**Task objective:** The records below are to be repeated in full, exactly as they are.

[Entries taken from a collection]
◇ ◇ ◇ ◇ ◇
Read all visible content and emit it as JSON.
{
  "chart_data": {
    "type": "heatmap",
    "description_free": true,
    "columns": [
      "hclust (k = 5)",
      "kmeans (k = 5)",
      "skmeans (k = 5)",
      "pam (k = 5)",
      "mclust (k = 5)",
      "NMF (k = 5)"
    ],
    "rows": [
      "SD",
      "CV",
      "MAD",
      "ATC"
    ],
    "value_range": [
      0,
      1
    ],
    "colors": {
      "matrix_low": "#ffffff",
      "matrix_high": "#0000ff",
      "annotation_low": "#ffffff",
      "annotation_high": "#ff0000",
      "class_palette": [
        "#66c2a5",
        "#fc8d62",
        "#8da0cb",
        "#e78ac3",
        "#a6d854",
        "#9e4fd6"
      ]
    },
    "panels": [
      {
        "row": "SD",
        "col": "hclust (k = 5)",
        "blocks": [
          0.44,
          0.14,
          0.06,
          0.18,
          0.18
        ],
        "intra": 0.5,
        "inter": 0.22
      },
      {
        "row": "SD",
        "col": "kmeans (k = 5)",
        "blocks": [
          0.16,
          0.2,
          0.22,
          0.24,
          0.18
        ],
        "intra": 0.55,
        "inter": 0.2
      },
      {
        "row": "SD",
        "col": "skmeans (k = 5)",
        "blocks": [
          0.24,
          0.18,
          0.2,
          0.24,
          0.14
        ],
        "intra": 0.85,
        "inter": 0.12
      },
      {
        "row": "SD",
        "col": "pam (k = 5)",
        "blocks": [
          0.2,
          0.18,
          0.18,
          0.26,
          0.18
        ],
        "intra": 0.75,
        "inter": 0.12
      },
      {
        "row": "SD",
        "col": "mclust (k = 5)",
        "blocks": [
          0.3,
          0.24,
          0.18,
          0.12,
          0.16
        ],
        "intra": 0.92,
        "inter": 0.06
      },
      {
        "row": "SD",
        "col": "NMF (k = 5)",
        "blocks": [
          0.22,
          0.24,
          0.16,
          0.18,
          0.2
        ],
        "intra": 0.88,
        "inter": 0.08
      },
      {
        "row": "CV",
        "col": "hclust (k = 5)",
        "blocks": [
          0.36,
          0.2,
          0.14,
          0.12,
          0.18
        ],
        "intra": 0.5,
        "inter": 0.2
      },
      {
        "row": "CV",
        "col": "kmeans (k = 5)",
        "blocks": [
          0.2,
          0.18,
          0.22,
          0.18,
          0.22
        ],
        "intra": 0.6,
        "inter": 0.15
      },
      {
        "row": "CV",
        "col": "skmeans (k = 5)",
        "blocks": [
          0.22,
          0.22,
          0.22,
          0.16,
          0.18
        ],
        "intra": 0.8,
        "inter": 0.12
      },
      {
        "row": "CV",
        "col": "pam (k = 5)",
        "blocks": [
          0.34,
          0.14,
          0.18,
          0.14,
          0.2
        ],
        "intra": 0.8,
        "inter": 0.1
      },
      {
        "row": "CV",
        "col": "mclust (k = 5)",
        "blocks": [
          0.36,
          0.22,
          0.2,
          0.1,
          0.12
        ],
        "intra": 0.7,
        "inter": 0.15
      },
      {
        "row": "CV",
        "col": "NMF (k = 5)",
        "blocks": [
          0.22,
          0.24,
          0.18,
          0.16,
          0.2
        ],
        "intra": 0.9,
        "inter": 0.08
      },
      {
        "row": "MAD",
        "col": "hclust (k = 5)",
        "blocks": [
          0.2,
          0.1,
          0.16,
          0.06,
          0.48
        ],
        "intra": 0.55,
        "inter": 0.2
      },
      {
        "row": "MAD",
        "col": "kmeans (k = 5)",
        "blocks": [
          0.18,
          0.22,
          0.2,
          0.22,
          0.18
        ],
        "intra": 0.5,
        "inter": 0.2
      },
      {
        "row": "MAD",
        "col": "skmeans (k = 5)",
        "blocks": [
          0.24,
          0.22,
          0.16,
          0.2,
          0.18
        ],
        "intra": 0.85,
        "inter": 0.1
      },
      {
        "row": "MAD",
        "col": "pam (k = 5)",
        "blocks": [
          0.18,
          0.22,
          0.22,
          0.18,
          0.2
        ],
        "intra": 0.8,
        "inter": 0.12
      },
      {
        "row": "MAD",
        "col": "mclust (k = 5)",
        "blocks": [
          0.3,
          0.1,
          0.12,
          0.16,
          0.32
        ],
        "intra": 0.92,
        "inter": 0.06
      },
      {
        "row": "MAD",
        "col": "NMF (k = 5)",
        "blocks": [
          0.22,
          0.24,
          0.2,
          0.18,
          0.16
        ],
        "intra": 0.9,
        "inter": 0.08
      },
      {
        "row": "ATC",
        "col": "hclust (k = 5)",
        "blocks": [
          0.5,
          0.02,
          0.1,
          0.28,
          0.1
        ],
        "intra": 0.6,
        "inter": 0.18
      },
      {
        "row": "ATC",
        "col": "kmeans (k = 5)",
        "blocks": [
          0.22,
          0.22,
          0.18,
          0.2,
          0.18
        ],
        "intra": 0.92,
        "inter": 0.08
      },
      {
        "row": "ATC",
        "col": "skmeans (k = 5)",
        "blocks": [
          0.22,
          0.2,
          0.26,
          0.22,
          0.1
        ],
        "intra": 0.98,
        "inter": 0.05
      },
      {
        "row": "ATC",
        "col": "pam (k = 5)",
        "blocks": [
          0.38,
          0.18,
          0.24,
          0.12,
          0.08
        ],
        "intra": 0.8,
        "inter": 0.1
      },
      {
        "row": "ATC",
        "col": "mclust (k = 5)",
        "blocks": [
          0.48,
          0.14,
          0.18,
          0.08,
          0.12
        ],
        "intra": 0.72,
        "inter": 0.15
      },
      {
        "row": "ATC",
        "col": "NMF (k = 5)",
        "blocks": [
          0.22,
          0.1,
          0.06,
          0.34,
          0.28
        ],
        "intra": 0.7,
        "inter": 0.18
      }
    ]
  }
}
◇ ◇ ◇ ◇ ◇
**Output of the task:**
Read all visible content and emit it as JSON.
{
  "chart_data": {
    "type": "heatmap",
    "description_free": true,
    "columns": [
      "hclust (k = 5)",
      "kmeans (k = 5)",
      "skmeans (k = 5)",
      "pam (k = 5)",
      "mclust (k = 5)",
      "NMF (k = 5)"
    ],
    "rows": [
      "SD",
      "CV",
      "MAD",
      "ATC"
    ],
    "value_range": [
      0,
      1
    ],
    "colors": {
      "matrix_low": "#ffffff",
      "matrix_high": "#0000ff",
      "annotation_low": "#ffffff",
      "annotation_high": "#ff0000",
      "class_palette": [
        "#66c2a5",
        "#fc8d62",
        "#8da0cb",
        "#e78ac3",
        "#a6d854",
        "#9e4fd6"
      ]
    },
    "panels": [
      {
        "row": "SD",
        "col": "hclust (k = 5)",
        "blocks": [
          0.44,
          0.14,
          0.06,
          0.18,
          0.18
        ],
        "intra": 0.5,
        "inter": 0.22
      },
      {
        "row": "SD",
        "col": "kmeans (k = 5)",
        "blocks": [
          0.16,
          0.2,
          0.22,
          0.24,
          0.18
        ],
        "intra": 0.55,
        "inter": 0.2
      },
      {
        "row": "SD",
        "col": "skmeans (k = 5)",
        "blocks": [
          0.24,
          0.18,
          0.2,
          0.24,
          0.14
        ],
        "intra": 0.85,
        "inter": 0.12
      },
      {
        "row": "SD",
        "col": "pam (k = 5)",
        "blocks": [
          0.2,
          0.18,
          0.18,
          0.26,
          0.18
        ],
        "intra": 0.75,
        "inter": 0.12
      },
      {
        "row": "SD",
        "col": "mclust (k = 5)",
        "blocks": [
          0.3,
          0.24,
          0.18,
          0.12,
          0.16
        ],
        "intra": 0.92,
        "inter": 0.06
      },
      {
        "row": "SD",
        "col": "NMF (k = 5)",
        "blocks": [
          0.22,
          0.24,
          0.16,
          0.18,
          0.2
        ],
        "intra": 0.88,
        "inter": 0.08
      },
      {
        "row": "CV",
        "col": "hclust (k = 5)",
        "blocks": [
          0.36,
          0.2,
          0.14,
          0.12,
          0.18
        ],
        "intra": 0.5,
        "inter": 0.2
      },
      {
        "row": "CV",
        "col": "kmeans (k = 5)",
        "blocks": [
          0.2,
          0.18,
          0.22,
          0.18,
          0.22
        ],
        "intra": 0.6,
        "inter": 0.15
      },
      {
        "row": "CV",
        "col": "skmeans (k = 5)",
        "blocks": [
          0.22,
          0.22,
          0.22,
          0.16,
          0.18
        ],
        "intra": 0.8,
        "inter": 0.12
      },
      {
        "row": "CV",
        "col": "pam (k = 5)",
        "blocks": [
          0.34,
          0.14,
          0.18,
          0.14,
          0.2
        ],
        "intra": 0.8,
        "inter": 0.1
      },
      {
        "row": "CV",
        "col": "mclust (k = 5)",
        "blocks": [
          0.36,
          0.22,
          0.2,
          0.1,
          0.12
        ],
        "intra": 0.7,
        "inter": 0.15
      },
      {
        "row": "CV",
        "col": "NMF (k = 5)",
        "blocks": [
          0.22,
          0.24,
          0.18,
          0.16,
          0.2
        ],
        "intra": 0.9,
        "inter": 0.08
      },
      {
        "row": "MAD",
        "col": "hclust (k = 5)",
        "blocks": [
          0.2,
          0.1,
          0.16,
          0.06,
          0.48
        ],
        "intra": 0.55,
        "inter": 0.2
      },
      {
        "row": "MAD",
        "col": "kmeans (k = 5)",
        "blocks": [
          0.18,
          0.22,
          0.2,
          0.22,
          0.18
        ],
        "intra": 0.5,
        "inter": 0.2
      },
      {
        "row": "MAD",
        "col": "skmeans (k = 5)",
        "blocks": [
          0.24,
          0.22,
          0.16,
          0.2,
          0.18
        ],
        "intra": 0.85,
        "inter": 0.1
      },
      {
        "row": "MAD",
        "col": "pam (k = 5)",
        "blocks": [
          0.18,
          0.22,
          0.22,
          0.18,
          0.2
        ],
        "intra": 0.8,
        "inter": 0.12
      },
      {
        "row": "MAD",
        "col": "mclust (k = 5)",
        "blocks": [
          0.3,
          0.1,
          0.12,
          0.16,
          0.32
        ],
        "intra": 0.92,
        "inter": 0.06
      },
      {
        "row": "MAD",
        "col": "NMF (k = 5)",
        "blocks": [
          0.22,
          0.24,
          0.2,
          0.18,
          0.16
        ],
        "intra": 0.9,
        "inter": 0.08
      },
      {
        "row": "ATC",
        "col": "hclust (k = 5)",
        "blocks": [
          0.5,
          0.02,
          0.1,
          0.28,
          0.1
        ],
        "intra": 0.6,
        "inter": 0.18
      },
      {
        "row": "ATC",
        "col": "kmeans (k = 5)",
        "blocks": [
          0.22,
          0.22,
          0.18,
          0.2,
          0.18
        ],
        "intra": 0.92,
        "inter": 0.08
      },
      {
        "row": "ATC",
        "col": "skmeans (k = 5)",
        "blocks": [
          0.22,
          0.2,
          0.26,
          0.22,
          0.1
        ],
        "intra": 0.98,
        "inter": 0.05
      },
      {
        "row": "ATC",
        "col": "pam (k = 5)",
        "blocks": [
          0.38,
          0.18,
          0.24,
          0.12,
          0.08
        ],
        "intra": 0.8,
        "inter": 0.1
      },
      {
        "row": "ATC",
        "col": "mclust (k = 5)",
        "blocks": [
          0.48,
          0.14,
          0.18,
          0.08,
          0.12
        ],
        "intra": 0.72,
        "inter": 0.15
      },
      {
        "row": "ATC",
        "col": "NMF (k = 5)",
        "blocks": [
          0.22,
          0.1,
          0.06,
          0.34,
          0.28
        ],
        "intra": 0.7,
        "inter": 0.18
      }
    ]
  }
}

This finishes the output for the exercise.